Written instruction » Tally the lines that contain "REVENUE" and report the total alone.

# START OF Record excerpts

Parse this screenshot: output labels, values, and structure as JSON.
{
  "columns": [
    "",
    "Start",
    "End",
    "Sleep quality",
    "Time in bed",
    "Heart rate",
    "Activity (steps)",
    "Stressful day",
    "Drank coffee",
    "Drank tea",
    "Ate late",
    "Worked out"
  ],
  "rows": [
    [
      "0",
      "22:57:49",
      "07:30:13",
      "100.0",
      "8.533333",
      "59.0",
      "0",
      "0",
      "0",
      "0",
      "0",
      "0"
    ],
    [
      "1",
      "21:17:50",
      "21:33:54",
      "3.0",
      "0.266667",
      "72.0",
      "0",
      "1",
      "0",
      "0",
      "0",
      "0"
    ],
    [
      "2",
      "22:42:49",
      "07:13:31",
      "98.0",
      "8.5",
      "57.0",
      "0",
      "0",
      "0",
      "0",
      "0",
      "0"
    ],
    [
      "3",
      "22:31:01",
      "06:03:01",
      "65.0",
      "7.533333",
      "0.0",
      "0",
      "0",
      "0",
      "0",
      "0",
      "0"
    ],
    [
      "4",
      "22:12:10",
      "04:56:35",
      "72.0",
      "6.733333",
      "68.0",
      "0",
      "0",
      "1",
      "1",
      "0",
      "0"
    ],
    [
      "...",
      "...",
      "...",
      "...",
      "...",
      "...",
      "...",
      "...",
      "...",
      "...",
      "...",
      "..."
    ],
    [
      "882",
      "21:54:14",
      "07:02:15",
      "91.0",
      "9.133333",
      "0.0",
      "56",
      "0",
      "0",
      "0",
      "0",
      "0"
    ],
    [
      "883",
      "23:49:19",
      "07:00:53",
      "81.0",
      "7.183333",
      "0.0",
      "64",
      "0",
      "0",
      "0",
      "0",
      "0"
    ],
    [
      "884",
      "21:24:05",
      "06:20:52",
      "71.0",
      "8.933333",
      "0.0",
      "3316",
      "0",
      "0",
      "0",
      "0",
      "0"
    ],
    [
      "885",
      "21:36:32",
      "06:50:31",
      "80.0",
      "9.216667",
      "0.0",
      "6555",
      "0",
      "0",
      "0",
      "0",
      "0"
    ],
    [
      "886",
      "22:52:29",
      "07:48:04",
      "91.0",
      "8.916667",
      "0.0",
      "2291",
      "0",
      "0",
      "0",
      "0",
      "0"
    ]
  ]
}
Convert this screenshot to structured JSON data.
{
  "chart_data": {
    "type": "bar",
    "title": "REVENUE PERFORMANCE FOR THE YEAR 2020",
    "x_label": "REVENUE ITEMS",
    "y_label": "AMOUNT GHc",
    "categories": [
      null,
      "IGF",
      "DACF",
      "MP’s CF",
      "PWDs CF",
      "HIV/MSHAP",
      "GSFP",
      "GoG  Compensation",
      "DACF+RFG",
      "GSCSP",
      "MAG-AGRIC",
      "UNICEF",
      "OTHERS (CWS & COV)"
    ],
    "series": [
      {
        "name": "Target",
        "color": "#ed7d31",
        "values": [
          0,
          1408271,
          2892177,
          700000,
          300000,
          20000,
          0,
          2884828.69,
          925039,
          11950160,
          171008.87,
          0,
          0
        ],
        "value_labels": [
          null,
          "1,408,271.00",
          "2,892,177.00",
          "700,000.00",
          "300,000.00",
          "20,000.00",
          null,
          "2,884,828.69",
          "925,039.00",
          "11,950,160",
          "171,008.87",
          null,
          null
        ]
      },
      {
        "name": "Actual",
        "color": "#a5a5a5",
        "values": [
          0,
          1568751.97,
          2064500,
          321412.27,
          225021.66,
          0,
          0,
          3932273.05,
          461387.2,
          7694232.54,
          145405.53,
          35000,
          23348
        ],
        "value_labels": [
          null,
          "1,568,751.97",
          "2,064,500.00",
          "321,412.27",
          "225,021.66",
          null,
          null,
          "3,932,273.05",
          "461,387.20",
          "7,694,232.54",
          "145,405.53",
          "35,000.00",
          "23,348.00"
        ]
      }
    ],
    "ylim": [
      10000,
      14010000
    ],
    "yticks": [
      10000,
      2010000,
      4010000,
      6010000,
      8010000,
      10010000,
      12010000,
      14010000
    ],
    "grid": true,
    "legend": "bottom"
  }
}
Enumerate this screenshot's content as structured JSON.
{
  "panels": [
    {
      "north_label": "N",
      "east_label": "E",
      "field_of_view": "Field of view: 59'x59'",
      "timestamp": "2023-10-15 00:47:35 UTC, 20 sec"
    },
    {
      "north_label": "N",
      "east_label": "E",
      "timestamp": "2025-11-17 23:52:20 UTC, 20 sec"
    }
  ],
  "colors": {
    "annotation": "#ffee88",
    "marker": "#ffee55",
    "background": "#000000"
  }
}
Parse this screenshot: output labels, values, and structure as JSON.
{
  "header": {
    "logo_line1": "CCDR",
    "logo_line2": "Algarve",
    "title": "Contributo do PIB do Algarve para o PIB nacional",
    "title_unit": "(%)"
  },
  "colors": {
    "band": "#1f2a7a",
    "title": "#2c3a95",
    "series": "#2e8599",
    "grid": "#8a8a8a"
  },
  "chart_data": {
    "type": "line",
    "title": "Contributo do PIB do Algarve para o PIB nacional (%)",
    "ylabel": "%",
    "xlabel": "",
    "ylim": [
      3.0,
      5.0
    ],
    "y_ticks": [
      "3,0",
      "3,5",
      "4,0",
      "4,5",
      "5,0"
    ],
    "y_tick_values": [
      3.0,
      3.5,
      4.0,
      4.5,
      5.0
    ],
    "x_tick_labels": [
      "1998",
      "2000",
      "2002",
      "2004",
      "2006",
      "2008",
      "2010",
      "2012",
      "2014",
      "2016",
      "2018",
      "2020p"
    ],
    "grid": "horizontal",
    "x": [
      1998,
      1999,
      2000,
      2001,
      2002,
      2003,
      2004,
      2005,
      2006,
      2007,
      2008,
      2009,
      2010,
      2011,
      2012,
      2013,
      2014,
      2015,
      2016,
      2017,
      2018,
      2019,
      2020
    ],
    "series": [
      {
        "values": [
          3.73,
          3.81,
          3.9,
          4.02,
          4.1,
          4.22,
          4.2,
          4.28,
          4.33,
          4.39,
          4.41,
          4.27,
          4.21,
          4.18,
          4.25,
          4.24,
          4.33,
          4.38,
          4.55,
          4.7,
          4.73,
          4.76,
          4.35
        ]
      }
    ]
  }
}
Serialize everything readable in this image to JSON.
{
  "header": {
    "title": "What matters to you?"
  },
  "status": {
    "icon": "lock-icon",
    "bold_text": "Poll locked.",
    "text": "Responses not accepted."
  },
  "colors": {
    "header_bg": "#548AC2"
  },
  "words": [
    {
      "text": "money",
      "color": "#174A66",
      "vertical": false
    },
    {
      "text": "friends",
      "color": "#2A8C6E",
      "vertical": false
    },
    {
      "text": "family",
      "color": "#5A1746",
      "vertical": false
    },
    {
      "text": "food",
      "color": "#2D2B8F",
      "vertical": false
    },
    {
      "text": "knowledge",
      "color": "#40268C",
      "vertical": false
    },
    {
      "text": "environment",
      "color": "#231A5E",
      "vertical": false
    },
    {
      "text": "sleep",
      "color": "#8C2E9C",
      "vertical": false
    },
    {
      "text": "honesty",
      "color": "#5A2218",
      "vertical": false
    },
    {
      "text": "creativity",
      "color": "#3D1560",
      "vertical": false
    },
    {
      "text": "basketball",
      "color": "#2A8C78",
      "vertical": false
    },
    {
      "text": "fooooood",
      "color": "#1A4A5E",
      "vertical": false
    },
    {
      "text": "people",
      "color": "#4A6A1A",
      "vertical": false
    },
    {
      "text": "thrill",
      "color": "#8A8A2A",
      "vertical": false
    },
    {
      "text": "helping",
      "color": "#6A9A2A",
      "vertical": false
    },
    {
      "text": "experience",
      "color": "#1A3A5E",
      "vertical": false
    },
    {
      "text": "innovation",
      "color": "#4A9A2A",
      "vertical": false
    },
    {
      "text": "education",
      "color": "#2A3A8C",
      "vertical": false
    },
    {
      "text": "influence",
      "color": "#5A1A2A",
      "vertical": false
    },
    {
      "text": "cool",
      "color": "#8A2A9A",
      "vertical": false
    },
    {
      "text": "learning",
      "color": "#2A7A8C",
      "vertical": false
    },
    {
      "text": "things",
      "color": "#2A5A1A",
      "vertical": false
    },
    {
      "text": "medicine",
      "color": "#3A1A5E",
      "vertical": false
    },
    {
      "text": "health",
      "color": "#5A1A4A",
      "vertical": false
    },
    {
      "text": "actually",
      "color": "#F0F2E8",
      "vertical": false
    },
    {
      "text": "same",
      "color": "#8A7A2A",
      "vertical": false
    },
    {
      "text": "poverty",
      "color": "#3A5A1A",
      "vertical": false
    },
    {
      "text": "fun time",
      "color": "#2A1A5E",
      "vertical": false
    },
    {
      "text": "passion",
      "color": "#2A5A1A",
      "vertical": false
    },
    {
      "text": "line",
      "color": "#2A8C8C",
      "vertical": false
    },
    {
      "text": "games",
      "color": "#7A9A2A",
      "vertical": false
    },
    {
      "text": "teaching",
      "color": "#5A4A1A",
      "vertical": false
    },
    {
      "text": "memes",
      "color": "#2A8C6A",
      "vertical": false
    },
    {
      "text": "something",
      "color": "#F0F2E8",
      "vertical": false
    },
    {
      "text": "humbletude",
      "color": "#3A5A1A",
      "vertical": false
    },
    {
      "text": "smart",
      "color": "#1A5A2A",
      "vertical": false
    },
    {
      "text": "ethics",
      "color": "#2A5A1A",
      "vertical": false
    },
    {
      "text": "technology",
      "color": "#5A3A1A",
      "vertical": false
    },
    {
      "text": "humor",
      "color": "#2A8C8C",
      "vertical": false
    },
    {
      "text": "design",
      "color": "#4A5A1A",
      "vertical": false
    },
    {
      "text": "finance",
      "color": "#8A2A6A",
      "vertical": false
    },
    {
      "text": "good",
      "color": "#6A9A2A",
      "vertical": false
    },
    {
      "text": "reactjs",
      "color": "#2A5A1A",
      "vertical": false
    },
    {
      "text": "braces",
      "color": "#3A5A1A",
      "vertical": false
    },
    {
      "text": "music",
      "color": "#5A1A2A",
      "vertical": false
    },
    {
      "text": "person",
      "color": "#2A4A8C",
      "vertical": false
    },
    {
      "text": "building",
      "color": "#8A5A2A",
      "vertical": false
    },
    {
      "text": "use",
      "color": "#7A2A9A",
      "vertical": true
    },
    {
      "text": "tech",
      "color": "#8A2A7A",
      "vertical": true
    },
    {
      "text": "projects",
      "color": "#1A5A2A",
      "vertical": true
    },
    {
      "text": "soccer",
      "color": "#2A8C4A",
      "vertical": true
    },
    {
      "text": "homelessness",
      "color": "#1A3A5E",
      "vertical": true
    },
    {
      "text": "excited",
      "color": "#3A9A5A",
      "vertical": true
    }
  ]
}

# END OF Record excerpts

Result of the exercise » 2